▸ **Directive**: Repeat the lines that follow, leaving nothing out.

* * * * *

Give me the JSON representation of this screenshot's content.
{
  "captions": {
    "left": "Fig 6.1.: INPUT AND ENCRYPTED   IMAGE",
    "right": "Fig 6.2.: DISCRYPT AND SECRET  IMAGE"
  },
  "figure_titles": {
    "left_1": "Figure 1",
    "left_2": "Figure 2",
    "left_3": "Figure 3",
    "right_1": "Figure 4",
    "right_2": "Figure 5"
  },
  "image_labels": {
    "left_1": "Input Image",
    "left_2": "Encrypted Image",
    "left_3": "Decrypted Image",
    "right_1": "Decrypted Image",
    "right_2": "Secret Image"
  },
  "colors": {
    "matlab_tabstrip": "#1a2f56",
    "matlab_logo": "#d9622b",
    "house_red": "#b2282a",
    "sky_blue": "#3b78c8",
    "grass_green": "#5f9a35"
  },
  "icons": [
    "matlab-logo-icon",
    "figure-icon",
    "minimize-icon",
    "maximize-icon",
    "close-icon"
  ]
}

* * * * *

▸ **Solution to this problem**:
Give me the JSON representation of this screenshot's content.
{
  "captions": {
    "left": "Fig 6.1.: INPUT AND ENCRYPTED   IMAGE",
    "right": "Fig 6.2.: DISCRYPT AND SECRET  IMAGE"
  },
  "figure_titles": {
    "left_1": "Figure 1",
    "left_2": "Figure 2",
    "left_3": "Figure 3",
    "right_1": "Figure 4",
    "right_2": "Figure 5"
  },
  "image_labels": {
    "left_1": "Input Image",
    "left_2": "Encrypted Image",
    "left_3": "Decrypted Image",
    "right_1": "Decrypted Image",
    "right_2": "Secret Image"
  },
  "colors": {
    "matlab_tabstrip": "#1a2f56",
    "matlab_logo": "#d9622b",
    "house_red": "#b2282a",
    "sky_blue": "#3b78c8",
    "grass_green": "#5f9a35"
  },
  "icons": [
    "matlab-logo-icon",
    "figure-icon",
    "minimize-icon",
    "maximize-icon",
    "close-icon"
  ]
}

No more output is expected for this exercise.